### [Texto fornecido]
★ ★ ★ ★ ★
Foi só ao cabo de longas horas prolongadas pelos dias adiante que se alcançou o quadro geral da tragédia da noite mais longa de Lisboa. Foi preciso lutar muito para arrancar à lama e aos destroços os corpos sem vida. Houve que trabalhar muito para reanimar os feridos e os que tinham ficado sem o conforto de quatro paredes (por muito frias e humildes que fossem). Nos locais atingidos pela tragédia, vimos gente do povo, militares e bombeiros irmanados num esforço doloroso mas necessário. Por fim, cumprido o dever de enterrar os mortos e tratar dos sobreviventes, deitou-se mãos à obra da reconstrução. Mesmo de lágrimas no rosto, os homens deram-se as mãos para continuar a faina da vida.
★ ★ ★ ★ ★
### [Dados do exercício]
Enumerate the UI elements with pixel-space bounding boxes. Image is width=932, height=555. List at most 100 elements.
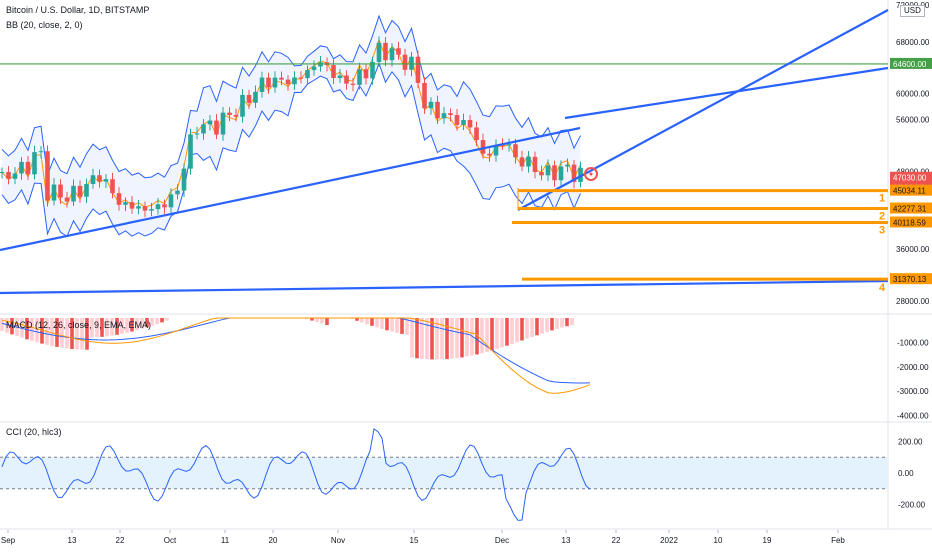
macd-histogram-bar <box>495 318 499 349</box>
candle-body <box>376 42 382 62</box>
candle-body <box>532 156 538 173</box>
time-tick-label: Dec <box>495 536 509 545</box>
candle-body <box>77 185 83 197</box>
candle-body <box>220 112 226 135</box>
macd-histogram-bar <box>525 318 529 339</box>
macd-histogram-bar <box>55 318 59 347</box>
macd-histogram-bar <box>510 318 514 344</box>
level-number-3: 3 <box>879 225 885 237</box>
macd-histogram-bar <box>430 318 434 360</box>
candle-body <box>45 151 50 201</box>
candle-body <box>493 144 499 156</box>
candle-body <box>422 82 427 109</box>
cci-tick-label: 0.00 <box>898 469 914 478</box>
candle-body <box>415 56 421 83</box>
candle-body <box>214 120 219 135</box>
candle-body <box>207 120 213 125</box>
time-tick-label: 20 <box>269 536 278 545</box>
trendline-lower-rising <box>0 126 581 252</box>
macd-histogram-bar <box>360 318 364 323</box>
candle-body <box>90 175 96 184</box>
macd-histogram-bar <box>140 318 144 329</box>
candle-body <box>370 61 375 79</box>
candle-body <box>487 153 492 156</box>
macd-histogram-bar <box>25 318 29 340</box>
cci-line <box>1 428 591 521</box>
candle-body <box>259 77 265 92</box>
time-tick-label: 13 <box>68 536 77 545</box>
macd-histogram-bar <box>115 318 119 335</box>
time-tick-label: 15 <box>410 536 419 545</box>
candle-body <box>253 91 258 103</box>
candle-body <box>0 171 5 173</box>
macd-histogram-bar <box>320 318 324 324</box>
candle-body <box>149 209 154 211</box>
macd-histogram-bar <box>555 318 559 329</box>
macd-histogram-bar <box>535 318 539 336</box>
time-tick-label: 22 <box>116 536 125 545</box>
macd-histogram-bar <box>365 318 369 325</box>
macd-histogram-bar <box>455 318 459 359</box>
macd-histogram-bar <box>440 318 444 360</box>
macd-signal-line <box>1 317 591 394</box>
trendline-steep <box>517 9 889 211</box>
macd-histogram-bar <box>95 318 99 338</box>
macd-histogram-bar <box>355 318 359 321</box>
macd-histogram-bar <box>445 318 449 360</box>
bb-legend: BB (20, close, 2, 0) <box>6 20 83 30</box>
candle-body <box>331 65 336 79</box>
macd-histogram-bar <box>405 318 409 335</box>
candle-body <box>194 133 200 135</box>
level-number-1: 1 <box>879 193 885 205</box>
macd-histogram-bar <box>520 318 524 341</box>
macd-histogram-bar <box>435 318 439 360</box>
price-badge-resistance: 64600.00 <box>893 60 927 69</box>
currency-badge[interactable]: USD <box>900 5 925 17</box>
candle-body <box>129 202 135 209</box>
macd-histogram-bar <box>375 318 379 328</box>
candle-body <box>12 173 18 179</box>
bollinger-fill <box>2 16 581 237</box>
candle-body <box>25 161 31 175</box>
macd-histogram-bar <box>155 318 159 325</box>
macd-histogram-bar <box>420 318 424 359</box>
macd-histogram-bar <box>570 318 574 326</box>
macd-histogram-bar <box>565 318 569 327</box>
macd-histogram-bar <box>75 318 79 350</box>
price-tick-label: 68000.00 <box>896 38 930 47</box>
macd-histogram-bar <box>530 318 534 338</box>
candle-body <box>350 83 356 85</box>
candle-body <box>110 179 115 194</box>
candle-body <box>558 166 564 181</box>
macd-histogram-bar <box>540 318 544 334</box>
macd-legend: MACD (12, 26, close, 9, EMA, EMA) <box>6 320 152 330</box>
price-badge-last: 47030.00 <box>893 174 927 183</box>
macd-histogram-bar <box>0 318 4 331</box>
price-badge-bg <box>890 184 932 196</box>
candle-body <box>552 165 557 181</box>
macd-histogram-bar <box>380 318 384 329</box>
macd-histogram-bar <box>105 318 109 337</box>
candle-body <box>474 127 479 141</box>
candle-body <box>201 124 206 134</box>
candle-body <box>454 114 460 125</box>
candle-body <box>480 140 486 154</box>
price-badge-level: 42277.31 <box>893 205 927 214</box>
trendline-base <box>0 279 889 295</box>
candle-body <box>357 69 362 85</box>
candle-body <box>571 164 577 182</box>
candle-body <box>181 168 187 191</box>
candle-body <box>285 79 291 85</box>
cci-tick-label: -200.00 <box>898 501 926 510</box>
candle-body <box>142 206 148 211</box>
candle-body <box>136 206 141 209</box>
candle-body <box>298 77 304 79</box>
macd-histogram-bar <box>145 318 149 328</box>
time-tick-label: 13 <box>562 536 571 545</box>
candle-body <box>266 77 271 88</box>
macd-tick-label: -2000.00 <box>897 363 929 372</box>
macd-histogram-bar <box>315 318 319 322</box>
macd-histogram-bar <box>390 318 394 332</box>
★ ★ ★ ★ ★
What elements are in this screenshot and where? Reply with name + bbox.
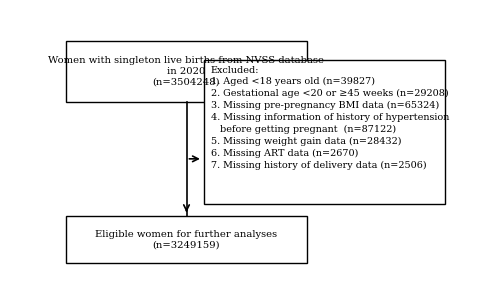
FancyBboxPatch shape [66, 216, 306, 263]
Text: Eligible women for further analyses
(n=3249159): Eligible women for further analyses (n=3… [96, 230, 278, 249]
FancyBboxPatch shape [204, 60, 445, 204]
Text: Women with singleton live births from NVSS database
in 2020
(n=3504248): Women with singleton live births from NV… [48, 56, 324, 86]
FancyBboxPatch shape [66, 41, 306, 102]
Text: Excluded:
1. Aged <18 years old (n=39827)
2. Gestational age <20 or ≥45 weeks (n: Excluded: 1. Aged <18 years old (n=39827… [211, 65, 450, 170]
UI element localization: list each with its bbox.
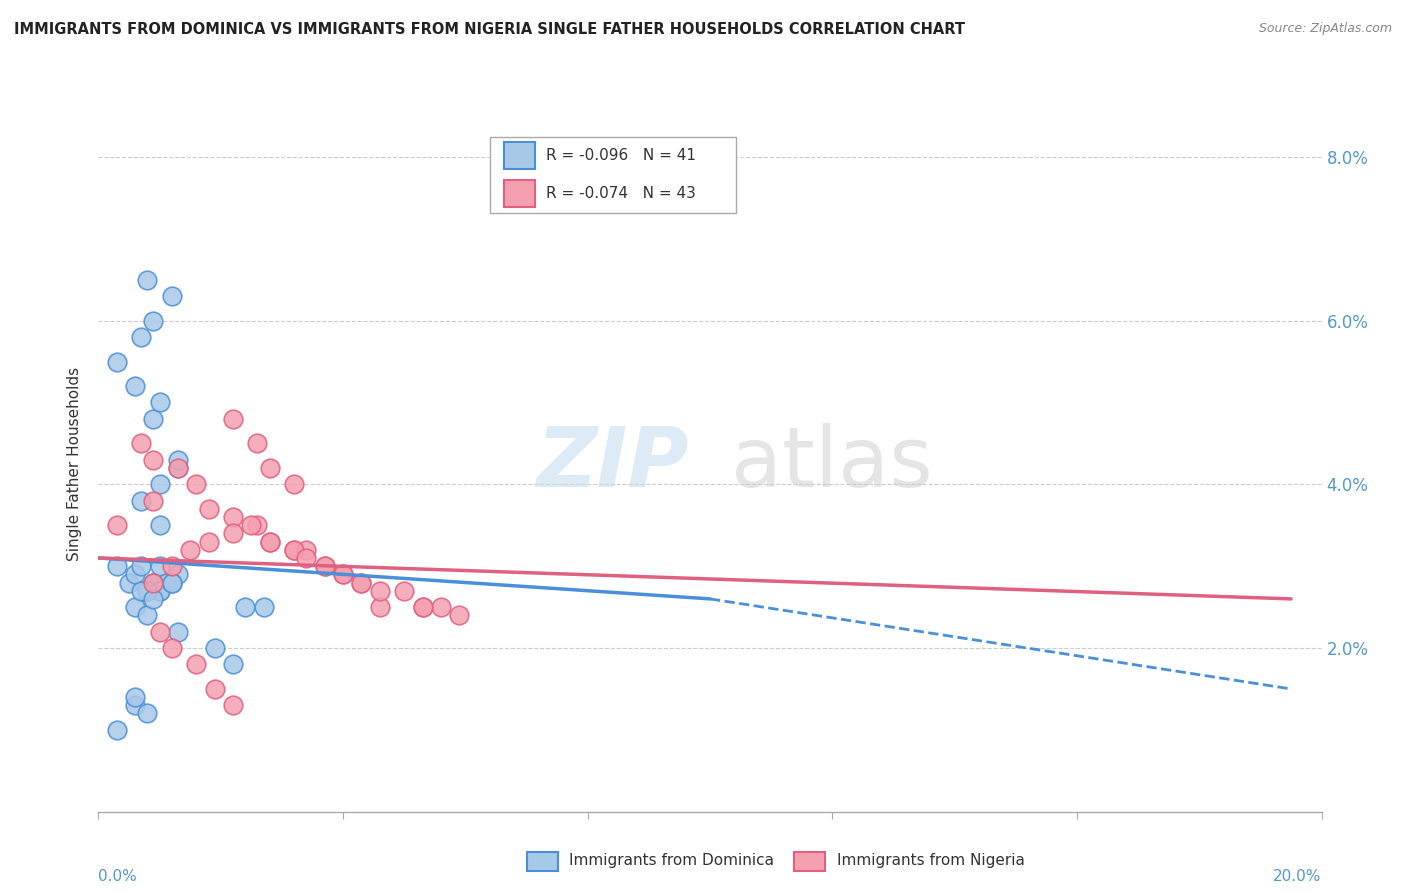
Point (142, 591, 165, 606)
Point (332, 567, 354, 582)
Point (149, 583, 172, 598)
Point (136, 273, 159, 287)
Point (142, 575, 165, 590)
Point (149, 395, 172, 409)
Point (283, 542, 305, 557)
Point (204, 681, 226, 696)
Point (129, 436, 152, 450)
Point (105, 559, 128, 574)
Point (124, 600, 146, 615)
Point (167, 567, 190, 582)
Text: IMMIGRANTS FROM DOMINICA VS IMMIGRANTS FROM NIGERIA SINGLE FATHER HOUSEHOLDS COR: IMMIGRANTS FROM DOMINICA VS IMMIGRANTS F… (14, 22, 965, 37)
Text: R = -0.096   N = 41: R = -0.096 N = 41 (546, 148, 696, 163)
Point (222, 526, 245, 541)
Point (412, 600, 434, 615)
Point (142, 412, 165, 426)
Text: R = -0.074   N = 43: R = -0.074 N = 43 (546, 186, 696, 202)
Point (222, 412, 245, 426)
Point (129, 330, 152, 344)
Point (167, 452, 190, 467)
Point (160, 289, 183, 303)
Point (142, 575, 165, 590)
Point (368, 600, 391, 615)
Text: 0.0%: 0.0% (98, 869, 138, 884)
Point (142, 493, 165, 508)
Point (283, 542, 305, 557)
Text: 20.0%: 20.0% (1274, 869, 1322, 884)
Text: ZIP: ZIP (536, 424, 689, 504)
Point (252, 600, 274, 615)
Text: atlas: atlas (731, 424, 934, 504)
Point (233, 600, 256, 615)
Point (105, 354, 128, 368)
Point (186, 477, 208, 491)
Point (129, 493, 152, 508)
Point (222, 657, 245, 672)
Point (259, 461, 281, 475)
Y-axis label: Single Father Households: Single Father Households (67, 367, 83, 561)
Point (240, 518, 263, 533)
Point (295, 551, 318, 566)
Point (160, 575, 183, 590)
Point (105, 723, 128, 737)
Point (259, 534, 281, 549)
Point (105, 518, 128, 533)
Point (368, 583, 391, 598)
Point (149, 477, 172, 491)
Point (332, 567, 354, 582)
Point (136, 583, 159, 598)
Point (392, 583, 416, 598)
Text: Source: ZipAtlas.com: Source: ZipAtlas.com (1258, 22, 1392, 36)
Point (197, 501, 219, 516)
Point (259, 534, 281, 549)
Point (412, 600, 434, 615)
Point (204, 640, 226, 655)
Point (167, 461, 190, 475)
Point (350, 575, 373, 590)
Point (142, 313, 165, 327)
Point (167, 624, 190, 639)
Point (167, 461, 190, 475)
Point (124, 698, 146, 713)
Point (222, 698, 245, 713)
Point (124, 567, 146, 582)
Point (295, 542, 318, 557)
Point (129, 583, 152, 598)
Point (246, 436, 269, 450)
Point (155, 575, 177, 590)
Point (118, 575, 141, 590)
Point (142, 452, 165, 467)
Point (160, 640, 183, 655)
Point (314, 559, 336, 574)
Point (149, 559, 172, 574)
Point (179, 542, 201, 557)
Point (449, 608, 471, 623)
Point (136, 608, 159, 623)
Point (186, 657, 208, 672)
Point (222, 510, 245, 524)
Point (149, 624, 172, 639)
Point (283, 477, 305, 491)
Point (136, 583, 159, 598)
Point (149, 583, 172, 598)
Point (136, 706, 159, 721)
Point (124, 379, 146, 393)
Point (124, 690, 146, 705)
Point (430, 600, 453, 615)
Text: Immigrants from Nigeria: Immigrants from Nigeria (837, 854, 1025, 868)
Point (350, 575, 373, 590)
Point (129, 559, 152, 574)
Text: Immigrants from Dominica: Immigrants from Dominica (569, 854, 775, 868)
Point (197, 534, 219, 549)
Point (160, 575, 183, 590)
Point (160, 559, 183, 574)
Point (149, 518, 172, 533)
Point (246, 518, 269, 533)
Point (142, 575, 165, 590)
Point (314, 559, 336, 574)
★ ★ ★ ★ ★
### [Lista de tarefas]
a – Enumere todos os grupos de pessoas que, segundo o texto sobre a tragédia de Lisboa, se viram irmanados nos locais atingidos.
b – Transcreva dos registos, sem qualquer alteração, o trecho que vai da linha que contém "macd-histogram-bar <box>495 318 499 349</box>" até à linha que contém "trendline-steep <box>517 9 889 211</box>", ambas incluídas.

### [Respostas por tarefa]
a – Gente do povo, militares e bombeiros.

b –
macd-histogram-bar <box>495 318 499 349</box>
candle-body <box>376 42 382 62</box>
candle-body <box>532 156 538 173</box>
time-tick-label: Dec <box>495 536 509 545</box>
candle-body <box>77 185 83 197</box>
candle-body <box>220 112 226 135</box>
macd-histogram-bar <box>525 318 529 339</box>
macd-histogram-bar <box>55 318 59 347</box>
macd-histogram-bar <box>510 318 514 344</box>
level-number-3: 3 <box>879 225 885 237</box>
macd-histogram-bar <box>430 318 434 360</box>
candle-body <box>45 151 50 201</box>
candle-body <box>493 144 499 156</box>
candle-body <box>422 82 427 109</box>
cci-tick-label: 0.00 <box>898 469 914 478</box>
candle-body <box>415 56 421 83</box>
candle-body <box>214 120 219 135</box>
candle-body <box>207 120 213 125</box>
time-tick-label: 20 <box>269 536 278 545</box>
trendline-lower-rising <box>0 126 581 252</box>
macd-histogram-bar <box>360 318 364 323</box>
candle-body <box>90 175 96 184</box>
macd-histogram-bar <box>140 318 144 329</box>
candle-body <box>370 61 375 79</box>
candle-body <box>487 153 492 156</box>
macd-histogram-bar <box>25 318 29 340</box>
cci-line <box>1 428 591 521</box>
candle-body <box>259 77 265 92</box>
time-tick-label: 13 <box>68 536 77 545</box>
macd-histogram-bar <box>115 318 119 335</box>
time-tick-label: 15 <box>410 536 419 545</box>
candle-body <box>253 91 258 103</box>
candle-body <box>0 171 5 173</box>
macd-histogram-bar <box>320 318 324 324</box>
candle-body <box>149 209 154 211</box>
macd-histogram-bar <box>555 318 559 329</box>
macd-histogram-bar <box>535 318 539 336</box>
time-tick-label: 22 <box>116 536 125 545</box>
macd-histogram-bar <box>365 318 369 325</box>
macd-histogram-bar <box>455 318 459 359</box>
macd-histogram-bar <box>440 318 444 360</box>
macd-signal-line <box>1 317 591 394</box>
trendline-steep <box>517 9 889 211</box>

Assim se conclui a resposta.